> **What is asked**: Give the lines of the listing, from its first line through the line holding "series-black <box>213 160 1265 599</box>" inclusive, as a numbered list with blank lines left out.

-- Begin Input rows --

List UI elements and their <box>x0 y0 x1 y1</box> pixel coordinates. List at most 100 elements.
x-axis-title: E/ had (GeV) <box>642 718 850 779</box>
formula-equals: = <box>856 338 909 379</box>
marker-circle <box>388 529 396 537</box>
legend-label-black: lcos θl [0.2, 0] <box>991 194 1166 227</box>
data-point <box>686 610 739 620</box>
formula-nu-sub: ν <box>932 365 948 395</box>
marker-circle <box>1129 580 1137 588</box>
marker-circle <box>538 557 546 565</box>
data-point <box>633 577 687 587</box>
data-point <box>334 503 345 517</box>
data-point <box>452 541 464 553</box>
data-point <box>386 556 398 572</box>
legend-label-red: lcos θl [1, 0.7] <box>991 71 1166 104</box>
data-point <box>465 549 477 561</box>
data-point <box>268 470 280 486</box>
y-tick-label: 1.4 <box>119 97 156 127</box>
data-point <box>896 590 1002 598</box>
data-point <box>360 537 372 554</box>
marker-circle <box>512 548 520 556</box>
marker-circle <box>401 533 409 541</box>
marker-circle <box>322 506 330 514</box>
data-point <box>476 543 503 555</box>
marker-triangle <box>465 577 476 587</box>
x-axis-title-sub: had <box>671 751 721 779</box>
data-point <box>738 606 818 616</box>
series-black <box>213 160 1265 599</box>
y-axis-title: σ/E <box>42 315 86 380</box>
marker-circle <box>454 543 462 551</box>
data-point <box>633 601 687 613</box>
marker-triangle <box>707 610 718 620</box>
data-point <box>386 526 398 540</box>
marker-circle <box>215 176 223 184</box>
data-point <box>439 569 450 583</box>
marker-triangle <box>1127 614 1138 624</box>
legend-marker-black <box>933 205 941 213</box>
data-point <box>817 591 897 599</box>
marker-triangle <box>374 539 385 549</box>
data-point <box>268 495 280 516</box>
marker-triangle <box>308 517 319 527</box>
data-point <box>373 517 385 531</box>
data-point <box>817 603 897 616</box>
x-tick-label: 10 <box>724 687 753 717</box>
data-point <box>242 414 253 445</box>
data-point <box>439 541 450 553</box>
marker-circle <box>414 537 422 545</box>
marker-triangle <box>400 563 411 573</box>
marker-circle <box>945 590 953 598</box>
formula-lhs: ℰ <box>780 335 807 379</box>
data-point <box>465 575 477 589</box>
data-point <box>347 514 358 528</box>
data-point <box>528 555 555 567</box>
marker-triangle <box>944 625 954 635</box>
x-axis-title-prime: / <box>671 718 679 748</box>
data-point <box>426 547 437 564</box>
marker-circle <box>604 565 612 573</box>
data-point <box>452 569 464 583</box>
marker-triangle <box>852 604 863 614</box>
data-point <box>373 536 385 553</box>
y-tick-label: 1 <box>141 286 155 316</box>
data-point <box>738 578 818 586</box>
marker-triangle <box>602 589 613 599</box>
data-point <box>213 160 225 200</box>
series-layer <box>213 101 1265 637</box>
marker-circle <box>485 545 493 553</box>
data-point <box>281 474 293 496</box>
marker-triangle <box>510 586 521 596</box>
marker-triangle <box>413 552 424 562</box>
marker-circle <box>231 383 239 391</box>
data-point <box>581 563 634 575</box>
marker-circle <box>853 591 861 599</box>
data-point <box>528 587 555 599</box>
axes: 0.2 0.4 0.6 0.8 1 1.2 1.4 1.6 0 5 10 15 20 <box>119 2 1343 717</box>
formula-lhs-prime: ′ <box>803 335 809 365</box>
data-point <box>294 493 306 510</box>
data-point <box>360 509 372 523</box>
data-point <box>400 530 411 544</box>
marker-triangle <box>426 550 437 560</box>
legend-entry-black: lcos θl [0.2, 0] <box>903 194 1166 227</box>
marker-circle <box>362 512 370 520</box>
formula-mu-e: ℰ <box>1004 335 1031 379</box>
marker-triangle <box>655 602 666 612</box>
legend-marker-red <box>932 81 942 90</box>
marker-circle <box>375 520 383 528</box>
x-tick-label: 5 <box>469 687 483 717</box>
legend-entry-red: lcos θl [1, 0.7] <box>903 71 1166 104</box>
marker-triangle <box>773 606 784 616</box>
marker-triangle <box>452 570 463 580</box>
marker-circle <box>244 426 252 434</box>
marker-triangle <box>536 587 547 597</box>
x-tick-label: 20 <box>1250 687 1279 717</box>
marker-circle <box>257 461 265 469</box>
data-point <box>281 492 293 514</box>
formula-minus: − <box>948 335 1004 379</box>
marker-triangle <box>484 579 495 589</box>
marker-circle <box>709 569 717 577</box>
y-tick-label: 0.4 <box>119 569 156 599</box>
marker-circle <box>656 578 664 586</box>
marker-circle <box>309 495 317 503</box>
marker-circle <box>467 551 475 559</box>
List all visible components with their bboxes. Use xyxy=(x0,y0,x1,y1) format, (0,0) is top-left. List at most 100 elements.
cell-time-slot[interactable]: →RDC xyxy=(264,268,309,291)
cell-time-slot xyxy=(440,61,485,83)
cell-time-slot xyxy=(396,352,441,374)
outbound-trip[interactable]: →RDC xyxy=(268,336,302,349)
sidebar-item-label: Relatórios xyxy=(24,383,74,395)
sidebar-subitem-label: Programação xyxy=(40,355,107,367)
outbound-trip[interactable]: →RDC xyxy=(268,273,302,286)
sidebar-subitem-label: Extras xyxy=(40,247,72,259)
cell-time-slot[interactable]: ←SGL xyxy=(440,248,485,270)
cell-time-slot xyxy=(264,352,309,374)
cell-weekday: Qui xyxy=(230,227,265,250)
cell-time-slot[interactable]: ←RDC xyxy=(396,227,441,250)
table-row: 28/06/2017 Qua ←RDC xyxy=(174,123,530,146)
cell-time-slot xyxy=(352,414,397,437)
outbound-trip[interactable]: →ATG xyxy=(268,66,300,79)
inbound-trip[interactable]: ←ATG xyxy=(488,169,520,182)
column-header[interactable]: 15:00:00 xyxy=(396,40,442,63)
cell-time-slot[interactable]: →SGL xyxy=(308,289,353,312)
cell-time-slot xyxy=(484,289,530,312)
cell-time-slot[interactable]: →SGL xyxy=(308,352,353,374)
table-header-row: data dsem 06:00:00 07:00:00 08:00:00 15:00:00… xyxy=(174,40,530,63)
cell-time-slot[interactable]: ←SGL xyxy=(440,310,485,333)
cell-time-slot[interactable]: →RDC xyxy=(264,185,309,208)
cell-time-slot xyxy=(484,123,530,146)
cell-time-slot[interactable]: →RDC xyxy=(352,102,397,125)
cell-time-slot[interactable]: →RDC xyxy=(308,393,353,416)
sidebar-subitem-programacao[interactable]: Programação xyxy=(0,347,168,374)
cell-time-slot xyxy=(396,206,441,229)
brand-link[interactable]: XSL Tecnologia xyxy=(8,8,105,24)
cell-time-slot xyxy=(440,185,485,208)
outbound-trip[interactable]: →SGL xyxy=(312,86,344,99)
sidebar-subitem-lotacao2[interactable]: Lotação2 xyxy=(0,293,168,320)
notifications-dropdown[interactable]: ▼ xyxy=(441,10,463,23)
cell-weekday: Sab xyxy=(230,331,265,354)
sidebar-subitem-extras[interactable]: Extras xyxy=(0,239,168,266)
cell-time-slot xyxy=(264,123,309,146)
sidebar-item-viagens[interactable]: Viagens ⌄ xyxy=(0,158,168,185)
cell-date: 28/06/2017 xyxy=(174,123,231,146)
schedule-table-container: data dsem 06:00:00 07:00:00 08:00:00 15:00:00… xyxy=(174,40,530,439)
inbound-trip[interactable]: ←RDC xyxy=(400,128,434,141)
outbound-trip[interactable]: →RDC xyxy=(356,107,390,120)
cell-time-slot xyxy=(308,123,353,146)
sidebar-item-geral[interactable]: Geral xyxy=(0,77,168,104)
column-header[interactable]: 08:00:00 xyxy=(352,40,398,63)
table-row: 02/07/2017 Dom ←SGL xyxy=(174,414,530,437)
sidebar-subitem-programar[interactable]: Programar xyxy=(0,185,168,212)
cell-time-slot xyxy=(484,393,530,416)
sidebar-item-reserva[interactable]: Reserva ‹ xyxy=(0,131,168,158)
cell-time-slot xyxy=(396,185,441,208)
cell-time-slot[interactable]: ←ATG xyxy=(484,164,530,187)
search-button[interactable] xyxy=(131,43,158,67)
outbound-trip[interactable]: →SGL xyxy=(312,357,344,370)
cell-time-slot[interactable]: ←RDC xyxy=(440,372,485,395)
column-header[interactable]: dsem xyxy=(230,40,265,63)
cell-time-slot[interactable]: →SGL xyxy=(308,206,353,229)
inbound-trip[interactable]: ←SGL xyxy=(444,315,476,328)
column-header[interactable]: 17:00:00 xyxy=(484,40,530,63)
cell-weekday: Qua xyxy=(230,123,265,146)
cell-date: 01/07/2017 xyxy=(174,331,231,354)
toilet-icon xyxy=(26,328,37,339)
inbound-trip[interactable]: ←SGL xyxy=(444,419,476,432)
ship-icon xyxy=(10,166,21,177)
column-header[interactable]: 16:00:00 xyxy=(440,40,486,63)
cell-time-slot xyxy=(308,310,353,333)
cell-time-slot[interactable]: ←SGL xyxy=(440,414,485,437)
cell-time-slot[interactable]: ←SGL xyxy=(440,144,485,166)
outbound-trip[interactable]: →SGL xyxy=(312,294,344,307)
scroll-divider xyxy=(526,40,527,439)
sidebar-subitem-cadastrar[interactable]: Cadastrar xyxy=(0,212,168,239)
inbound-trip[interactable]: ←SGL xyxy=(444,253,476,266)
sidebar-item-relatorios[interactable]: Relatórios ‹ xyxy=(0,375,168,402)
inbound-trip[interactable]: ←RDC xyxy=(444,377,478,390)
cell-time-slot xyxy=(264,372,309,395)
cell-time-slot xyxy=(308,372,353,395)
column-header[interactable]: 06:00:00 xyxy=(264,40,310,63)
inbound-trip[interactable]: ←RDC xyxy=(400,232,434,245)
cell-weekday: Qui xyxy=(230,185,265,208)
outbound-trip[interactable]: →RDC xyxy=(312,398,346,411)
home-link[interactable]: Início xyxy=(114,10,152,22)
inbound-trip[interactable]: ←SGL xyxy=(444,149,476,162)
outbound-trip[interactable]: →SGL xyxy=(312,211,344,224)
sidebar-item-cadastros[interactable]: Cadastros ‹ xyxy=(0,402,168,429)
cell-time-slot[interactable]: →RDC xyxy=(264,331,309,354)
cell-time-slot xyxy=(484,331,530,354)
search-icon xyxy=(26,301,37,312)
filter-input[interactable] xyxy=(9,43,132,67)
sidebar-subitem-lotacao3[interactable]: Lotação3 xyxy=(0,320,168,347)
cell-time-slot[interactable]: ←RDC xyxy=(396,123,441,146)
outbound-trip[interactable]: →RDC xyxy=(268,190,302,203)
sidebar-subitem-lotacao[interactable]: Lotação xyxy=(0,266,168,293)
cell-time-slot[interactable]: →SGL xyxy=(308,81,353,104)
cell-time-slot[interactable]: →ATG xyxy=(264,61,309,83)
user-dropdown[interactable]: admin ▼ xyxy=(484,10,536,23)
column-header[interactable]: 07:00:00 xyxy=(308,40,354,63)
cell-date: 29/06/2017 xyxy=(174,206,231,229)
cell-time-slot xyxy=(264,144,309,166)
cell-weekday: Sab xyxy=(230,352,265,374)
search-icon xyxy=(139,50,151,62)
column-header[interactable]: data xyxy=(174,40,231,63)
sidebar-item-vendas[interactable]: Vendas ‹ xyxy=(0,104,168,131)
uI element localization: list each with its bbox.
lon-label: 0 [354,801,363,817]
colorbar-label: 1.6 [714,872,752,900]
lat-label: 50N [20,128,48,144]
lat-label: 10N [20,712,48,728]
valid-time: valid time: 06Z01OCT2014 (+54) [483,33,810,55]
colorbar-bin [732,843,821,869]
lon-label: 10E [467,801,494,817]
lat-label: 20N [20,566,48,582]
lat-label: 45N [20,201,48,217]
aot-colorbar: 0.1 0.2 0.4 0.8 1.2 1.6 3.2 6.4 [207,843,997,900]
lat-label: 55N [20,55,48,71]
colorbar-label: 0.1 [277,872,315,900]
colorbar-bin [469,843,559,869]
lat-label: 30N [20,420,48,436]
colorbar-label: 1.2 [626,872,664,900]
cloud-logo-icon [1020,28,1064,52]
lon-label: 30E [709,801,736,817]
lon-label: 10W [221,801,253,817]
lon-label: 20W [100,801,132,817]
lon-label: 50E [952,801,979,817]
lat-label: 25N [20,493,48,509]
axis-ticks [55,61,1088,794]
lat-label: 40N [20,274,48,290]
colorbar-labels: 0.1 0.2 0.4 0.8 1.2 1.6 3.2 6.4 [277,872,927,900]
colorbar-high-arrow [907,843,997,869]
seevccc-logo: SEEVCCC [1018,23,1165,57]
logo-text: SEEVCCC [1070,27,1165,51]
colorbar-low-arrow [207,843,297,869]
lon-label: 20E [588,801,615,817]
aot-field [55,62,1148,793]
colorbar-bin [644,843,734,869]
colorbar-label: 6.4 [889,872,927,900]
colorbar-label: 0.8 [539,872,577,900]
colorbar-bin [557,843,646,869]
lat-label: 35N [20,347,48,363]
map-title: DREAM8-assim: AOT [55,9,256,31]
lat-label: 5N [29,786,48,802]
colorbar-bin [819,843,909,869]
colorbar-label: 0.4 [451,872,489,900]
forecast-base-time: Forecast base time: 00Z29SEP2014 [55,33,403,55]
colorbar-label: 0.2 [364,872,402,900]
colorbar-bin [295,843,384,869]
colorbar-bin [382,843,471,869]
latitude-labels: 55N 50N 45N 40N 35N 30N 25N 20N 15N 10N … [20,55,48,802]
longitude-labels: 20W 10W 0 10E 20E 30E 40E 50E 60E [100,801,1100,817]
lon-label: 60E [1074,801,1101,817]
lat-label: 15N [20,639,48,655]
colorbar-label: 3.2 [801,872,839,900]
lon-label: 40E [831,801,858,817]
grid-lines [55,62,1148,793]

-- End Input rows --

> **Finished answer**:
1. List UI elements and their <box>x0 y0 x1 y1</box> pixel coordinates. List at most 100 elements.
2. x-axis-title: E/ had (GeV) <box>642 718 850 779</box>
3. formula-equals: = <box>856 338 909 379</box>
4. marker-circle <box>388 529 396 537</box>
5. legend-label-black: lcos θl [0.2, 0] <box>991 194 1166 227</box>
6. data-point <box>686 610 739 620</box>
7. formula-nu-sub: ν <box>932 365 948 395</box>
8. marker-circle <box>1129 580 1137 588</box>
9. marker-circle <box>538 557 546 565</box>
10. data-point <box>633 577 687 587</box>
11. data-point <box>334 503 345 517</box>
12. data-point <box>452 541 464 553</box>
13. data-point <box>386 556 398 572</box>
14. legend-label-red: lcos θl [1, 0.7] <box>991 71 1166 104</box>
15. data-point <box>465 549 477 561</box>
16. data-point <box>268 470 280 486</box>
17. y-tick-label: 1.4 <box>119 97 156 127</box>
18. data-point <box>896 590 1002 598</box>
19. data-point <box>360 537 372 554</box>
20. marker-circle <box>512 548 520 556</box>
21. marker-circle <box>401 533 409 541</box>
22. marker-circle <box>322 506 330 514</box>
23. data-point <box>476 543 503 555</box>
24. marker-triangle <box>465 577 476 587</box>
25. x-axis-title-sub: had <box>671 751 721 779</box>
26. data-point <box>738 606 818 616</box>
27. series-black <box>213 160 1265 599</box>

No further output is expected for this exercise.